◆ **SET EXERCISE**
Return every line of the entries below unchanged, leaving out the pictures.

-- BEGIN RAW DATA --

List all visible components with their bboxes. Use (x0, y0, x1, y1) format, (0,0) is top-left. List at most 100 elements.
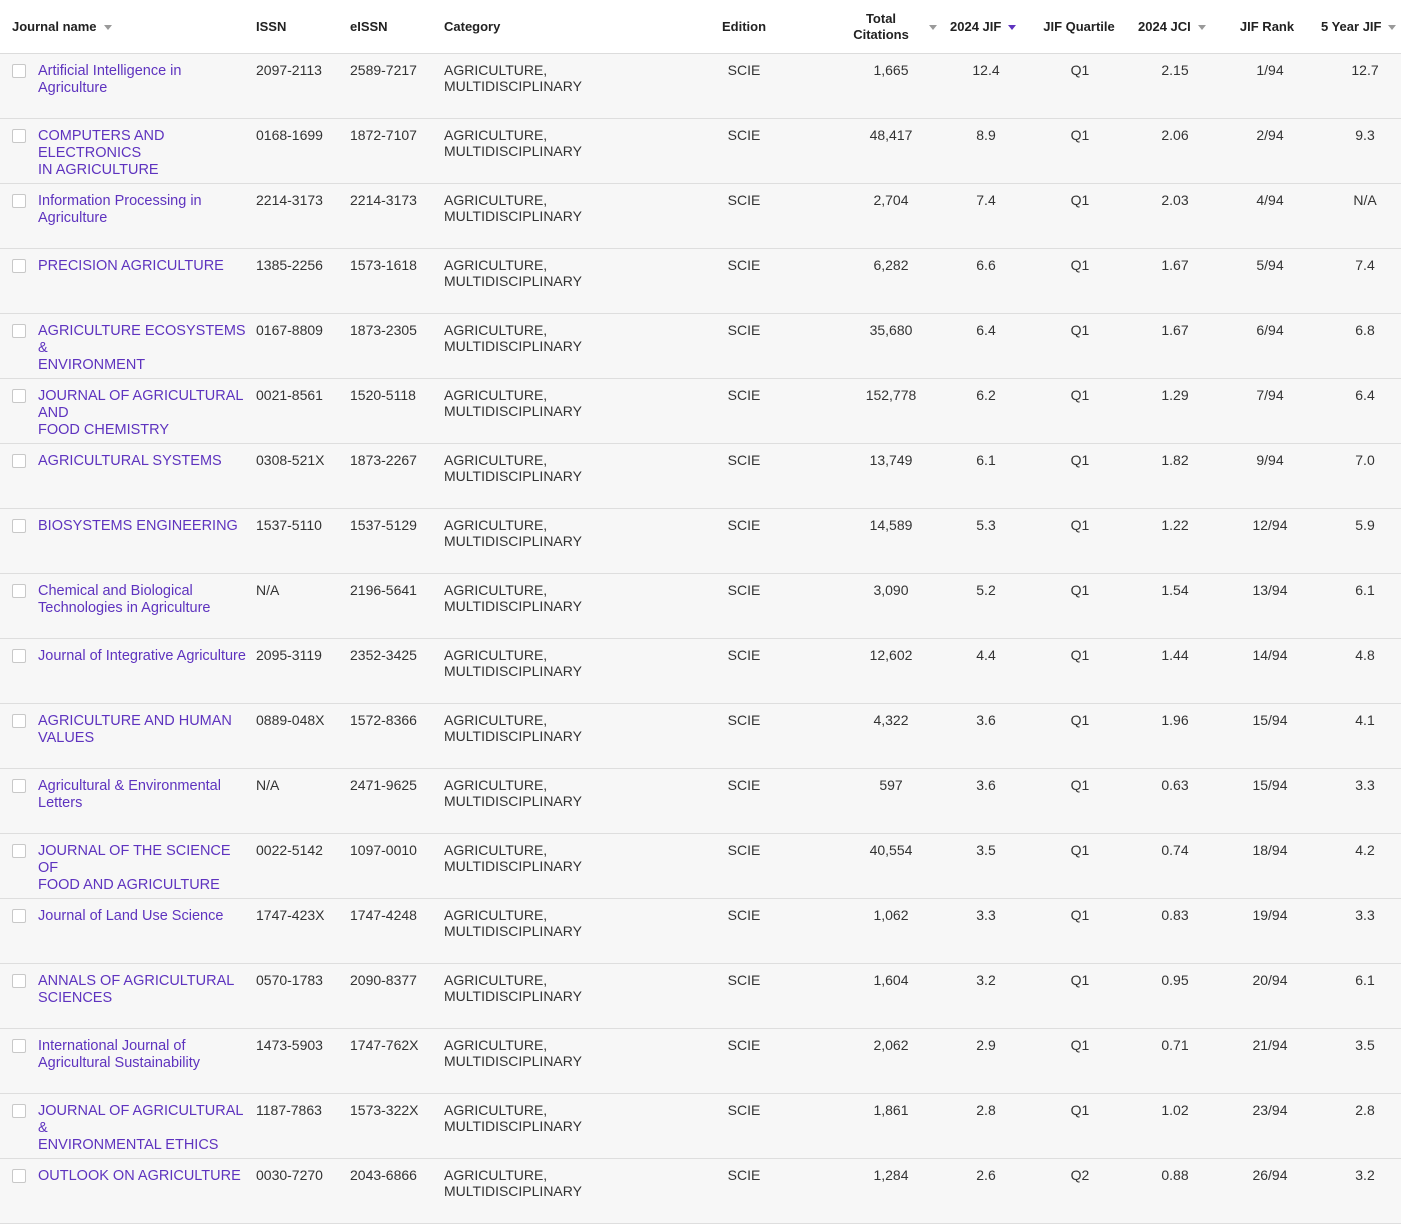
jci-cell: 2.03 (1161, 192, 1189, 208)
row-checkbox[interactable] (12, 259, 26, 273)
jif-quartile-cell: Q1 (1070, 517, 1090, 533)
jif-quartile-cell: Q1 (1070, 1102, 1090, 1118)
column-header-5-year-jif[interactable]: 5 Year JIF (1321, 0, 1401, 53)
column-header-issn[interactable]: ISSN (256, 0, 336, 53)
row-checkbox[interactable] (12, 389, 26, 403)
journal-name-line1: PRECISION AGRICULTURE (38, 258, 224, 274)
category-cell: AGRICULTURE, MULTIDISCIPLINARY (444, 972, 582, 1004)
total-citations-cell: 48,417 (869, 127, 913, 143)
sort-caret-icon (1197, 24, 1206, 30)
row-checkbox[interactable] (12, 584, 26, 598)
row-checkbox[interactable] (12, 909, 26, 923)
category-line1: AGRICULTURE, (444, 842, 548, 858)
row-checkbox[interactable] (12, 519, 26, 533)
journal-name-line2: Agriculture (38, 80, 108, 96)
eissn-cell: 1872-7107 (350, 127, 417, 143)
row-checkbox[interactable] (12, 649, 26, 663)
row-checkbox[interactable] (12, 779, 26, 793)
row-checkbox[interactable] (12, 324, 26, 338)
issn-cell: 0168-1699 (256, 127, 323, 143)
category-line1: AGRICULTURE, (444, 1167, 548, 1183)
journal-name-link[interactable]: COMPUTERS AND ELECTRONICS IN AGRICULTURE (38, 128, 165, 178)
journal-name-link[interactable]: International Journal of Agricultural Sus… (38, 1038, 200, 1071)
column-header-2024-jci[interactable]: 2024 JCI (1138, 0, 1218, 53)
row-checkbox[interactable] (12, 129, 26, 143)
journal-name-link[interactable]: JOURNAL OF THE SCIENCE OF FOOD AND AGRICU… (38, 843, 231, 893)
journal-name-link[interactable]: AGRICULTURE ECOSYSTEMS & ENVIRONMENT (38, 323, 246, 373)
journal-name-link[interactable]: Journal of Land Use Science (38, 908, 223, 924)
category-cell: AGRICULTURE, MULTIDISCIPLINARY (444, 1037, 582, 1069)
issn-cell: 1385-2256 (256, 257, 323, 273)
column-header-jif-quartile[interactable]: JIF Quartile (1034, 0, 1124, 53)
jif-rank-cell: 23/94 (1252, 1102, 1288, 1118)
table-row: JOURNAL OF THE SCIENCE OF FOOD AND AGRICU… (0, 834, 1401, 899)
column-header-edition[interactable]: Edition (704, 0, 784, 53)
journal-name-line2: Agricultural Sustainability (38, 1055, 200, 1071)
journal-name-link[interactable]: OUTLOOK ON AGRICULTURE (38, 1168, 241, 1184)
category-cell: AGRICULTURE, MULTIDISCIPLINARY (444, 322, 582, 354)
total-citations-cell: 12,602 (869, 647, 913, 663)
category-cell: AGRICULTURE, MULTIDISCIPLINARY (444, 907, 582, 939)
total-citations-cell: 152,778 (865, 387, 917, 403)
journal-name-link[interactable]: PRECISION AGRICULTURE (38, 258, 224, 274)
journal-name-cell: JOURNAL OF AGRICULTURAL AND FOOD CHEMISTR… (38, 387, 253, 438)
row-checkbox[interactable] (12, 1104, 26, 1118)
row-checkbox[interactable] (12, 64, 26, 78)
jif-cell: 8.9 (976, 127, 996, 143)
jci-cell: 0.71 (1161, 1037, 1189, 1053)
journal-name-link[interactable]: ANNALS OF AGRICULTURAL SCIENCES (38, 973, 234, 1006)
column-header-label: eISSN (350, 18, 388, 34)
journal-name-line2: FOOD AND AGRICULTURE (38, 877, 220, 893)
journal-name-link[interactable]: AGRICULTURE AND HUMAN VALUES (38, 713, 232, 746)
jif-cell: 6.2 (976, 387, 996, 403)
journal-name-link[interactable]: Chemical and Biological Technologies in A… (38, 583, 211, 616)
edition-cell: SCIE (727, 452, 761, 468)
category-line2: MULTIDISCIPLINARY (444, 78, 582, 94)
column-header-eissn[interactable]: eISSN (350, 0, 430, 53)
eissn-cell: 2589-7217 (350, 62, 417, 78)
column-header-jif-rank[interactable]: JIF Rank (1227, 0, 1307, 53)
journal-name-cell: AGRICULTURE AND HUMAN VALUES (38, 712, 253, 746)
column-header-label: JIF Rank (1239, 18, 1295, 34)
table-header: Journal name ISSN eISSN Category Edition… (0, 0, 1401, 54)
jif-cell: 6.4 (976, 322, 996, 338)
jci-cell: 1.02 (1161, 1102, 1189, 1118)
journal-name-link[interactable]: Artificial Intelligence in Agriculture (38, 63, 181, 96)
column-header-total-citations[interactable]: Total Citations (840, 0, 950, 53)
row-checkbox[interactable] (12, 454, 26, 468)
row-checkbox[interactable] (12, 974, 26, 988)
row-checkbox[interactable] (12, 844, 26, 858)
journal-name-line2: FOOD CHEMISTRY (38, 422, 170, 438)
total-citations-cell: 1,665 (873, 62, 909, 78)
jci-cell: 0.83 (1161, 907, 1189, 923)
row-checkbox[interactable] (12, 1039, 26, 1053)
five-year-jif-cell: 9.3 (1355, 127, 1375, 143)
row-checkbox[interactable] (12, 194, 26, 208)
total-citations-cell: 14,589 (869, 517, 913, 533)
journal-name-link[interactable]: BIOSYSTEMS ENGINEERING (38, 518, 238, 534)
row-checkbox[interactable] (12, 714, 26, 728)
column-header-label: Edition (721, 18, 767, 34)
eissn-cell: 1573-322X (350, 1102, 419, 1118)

-- END RAW DATA --

◆ **REPLY TO THE TASK**
List all visible components with their bboxes. Use (x0, y0, x1, y1) format, (0,0) is top-left. List at most 100 elements.
jci-cell: 2.03 (1161, 192, 1189, 208)
row-checkbox[interactable] (12, 259, 26, 273)
jif-quartile-cell: Q1 (1070, 517, 1090, 533)
jif-quartile-cell: Q1 (1070, 1102, 1090, 1118)
column-header-5-year-jif[interactable]: 5 Year JIF (1321, 0, 1401, 53)
column-header-issn[interactable]: ISSN (256, 0, 336, 53)
row-checkbox[interactable] (12, 389, 26, 403)
journal-name-line1: PRECISION AGRICULTURE (38, 258, 224, 274)
category-cell: AGRICULTURE, MULTIDISCIPLINARY (444, 972, 582, 1004)
total-citations-cell: 48,417 (869, 127, 913, 143)
sort-caret-icon (1197, 24, 1206, 30)
row-checkbox[interactable] (12, 584, 26, 598)
row-checkbox[interactable] (12, 909, 26, 923)
category-line1: AGRICULTURE, (444, 842, 548, 858)
row-checkbox[interactable] (12, 519, 26, 533)
journal-name-line2: Agriculture (38, 80, 108, 96)
eissn-cell: 1872-7107 (350, 127, 417, 143)
row-checkbox[interactable] (12, 649, 26, 663)
row-checkbox[interactable] (12, 779, 26, 793)
row-checkbox[interactable] (12, 324, 26, 338)
issn-cell: 0168-1699 (256, 127, 323, 143)
category-line1: AGRICULTURE, (444, 1167, 548, 1183)
journal-name-link[interactable]: COMPUTERS AND ELECTRONICS IN AGRICULTURE (38, 128, 165, 178)
journal-name-link[interactable]: International Journal of Agricultural Sus… (38, 1038, 200, 1071)
column-header-2024-jci[interactable]: 2024 JCI (1138, 0, 1218, 53)
row-checkbox[interactable] (12, 129, 26, 143)
journal-name-link[interactable]: JOURNAL OF THE SCIENCE OF FOOD AND AGRICU… (38, 843, 231, 893)
journal-name-link[interactable]: AGRICULTURE ECOSYSTEMS & ENVIRONMENT (38, 323, 246, 373)
journal-name-link[interactable]: Journal of Land Use Science (38, 908, 223, 924)
category-cell: AGRICULTURE, MULTIDISCIPLINARY (444, 1037, 582, 1069)
issn-cell: 1385-2256 (256, 257, 323, 273)
column-header-jif-quartile[interactable]: JIF Quartile (1034, 0, 1124, 53)
jif-rank-cell: 23/94 (1252, 1102, 1288, 1118)
table-row: JOURNAL OF THE SCIENCE OF FOOD AND AGRICU… (0, 834, 1401, 899)
column-header-edition[interactable]: Edition (704, 0, 784, 53)
journal-name-line2: Agricultural Sustainability (38, 1055, 200, 1071)
journal-name-link[interactable]: OUTLOOK ON AGRICULTURE (38, 1168, 241, 1184)
category-cell: AGRICULTURE, MULTIDISCIPLINARY (444, 322, 582, 354)
total-citations-cell: 12,602 (869, 647, 913, 663)
category-cell: AGRICULTURE, MULTIDISCIPLINARY (444, 907, 582, 939)
total-citations-cell: 152,778 (865, 387, 917, 403)
journal-name-link[interactable]: PRECISION AGRICULTURE (38, 258, 224, 274)
journal-name-cell: JOURNAL OF AGRICULTURAL AND FOOD CHEMISTR… (38, 387, 253, 438)
row-checkbox[interactable] (12, 1104, 26, 1118)
row-checkbox[interactable] (12, 64, 26, 78)
jif-cell: 8.9 (976, 127, 996, 143)
jci-cell: 0.71 (1161, 1037, 1189, 1053)
journal-name-link[interactable]: ANNALS OF AGRICULTURAL SCIENCES (38, 973, 234, 1006)
column-header-label: eISSN (350, 18, 388, 34)
journal-name-line2: FOOD AND AGRICULTURE (38, 877, 220, 893)
journal-name-link[interactable]: AGRICULTURE AND HUMAN VALUES (38, 713, 232, 746)
jif-cell: 6.2 (976, 387, 996, 403)
journal-name-link[interactable]: Chemical and Biological Technologies in A… (38, 583, 211, 616)
edition-cell: SCIE (727, 452, 761, 468)
category-line2: MULTIDISCIPLINARY (444, 78, 582, 94)
column-header-eissn[interactable]: eISSN (350, 0, 430, 53)
eissn-cell: 2589-7217 (350, 62, 417, 78)
column-header-jif-rank[interactable]: JIF Rank (1227, 0, 1307, 53)
journal-name-cell: AGRICULTURE AND HUMAN VALUES (38, 712, 253, 746)
column-header-label: JIF Rank (1239, 18, 1295, 34)
table-header: Journal name ISSN eISSN Category Edition… (0, 0, 1401, 54)
jif-cell: 6.4 (976, 322, 996, 338)
jci-cell: 1.02 (1161, 1102, 1189, 1118)
journal-name-link[interactable]: Artificial Intelligence in Agriculture (38, 63, 181, 96)
column-header-total-citations[interactable]: Total Citations (840, 0, 950, 53)
row-checkbox[interactable] (12, 454, 26, 468)
row-checkbox[interactable] (12, 974, 26, 988)
row-checkbox[interactable] (12, 844, 26, 858)
journal-name-line2: FOOD CHEMISTRY (38, 422, 170, 438)
total-citations-cell: 1,665 (873, 62, 909, 78)
jci-cell: 0.83 (1161, 907, 1189, 923)
row-checkbox[interactable] (12, 1039, 26, 1053)
five-year-jif-cell: 9.3 (1355, 127, 1375, 143)
row-checkbox[interactable] (12, 194, 26, 208)
total-citations-cell: 14,589 (869, 517, 913, 533)
journal-name-link[interactable]: BIOSYSTEMS ENGINEERING (38, 518, 238, 534)
row-checkbox[interactable] (12, 714, 26, 728)
column-header-label: Edition (721, 18, 767, 34)
eissn-cell: 1573-322X (350, 1102, 419, 1118)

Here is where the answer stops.